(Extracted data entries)
^^^^
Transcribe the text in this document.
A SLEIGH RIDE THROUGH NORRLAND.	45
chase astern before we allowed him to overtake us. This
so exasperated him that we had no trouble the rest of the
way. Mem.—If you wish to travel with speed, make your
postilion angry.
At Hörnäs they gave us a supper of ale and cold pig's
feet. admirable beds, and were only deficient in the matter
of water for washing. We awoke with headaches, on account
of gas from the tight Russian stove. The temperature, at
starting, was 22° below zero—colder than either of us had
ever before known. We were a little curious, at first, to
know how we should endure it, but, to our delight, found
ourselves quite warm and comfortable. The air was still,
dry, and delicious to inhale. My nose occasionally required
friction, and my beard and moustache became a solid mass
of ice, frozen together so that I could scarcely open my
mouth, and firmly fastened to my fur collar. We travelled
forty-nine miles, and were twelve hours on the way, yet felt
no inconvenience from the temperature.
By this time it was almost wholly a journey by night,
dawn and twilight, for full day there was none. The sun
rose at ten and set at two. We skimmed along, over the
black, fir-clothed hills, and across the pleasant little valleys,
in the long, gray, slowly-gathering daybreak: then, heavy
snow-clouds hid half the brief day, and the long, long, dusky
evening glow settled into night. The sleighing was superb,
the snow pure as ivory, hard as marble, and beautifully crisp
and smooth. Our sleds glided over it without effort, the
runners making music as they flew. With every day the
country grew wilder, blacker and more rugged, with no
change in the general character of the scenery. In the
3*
^^^^
— Task —
Every record shown above should be written out again exactly.

— The output —
Transcribe the text in this document.
A SLEIGH RIDE THROUGH NORRLAND.	45
chase astern before we allowed him to overtake us. This
so exasperated him that we had no trouble the rest of the
way. Mem.—If you wish to travel with speed, make your
postilion angry.
At Hörnäs they gave us a supper of ale and cold pig's
feet. admirable beds, and were only deficient in the matter
of water for washing. We awoke with headaches, on account
of gas from the tight Russian stove. The temperature, at
starting, was 22° below zero—colder than either of us had
ever before known. We were a little curious, at first, to
know how we should endure it, but, to our delight, found
ourselves quite warm and comfortable. The air was still,
dry, and delicious to inhale. My nose occasionally required
friction, and my beard and moustache became a solid mass
of ice, frozen together so that I could scarcely open my
mouth, and firmly fastened to my fur collar. We travelled
forty-nine miles, and were twelve hours on the way, yet felt
no inconvenience from the temperature.
By this time it was almost wholly a journey by night,
dawn and twilight, for full day there was none. The sun
rose at ten and set at two. We skimmed along, over the
black, fir-clothed hills, and across the pleasant little valleys,
in the long, gray, slowly-gathering daybreak: then, heavy
snow-clouds hid half the brief day, and the long, long, dusky
evening glow settled into night. The sleighing was superb,
the snow pure as ivory, hard as marble, and beautifully crisp
and smooth. Our sleds glided over it without effort, the
runners making music as they flew. With every day the
country grew wilder, blacker and more rugged, with no
change in the general character of the scenery. In the
3*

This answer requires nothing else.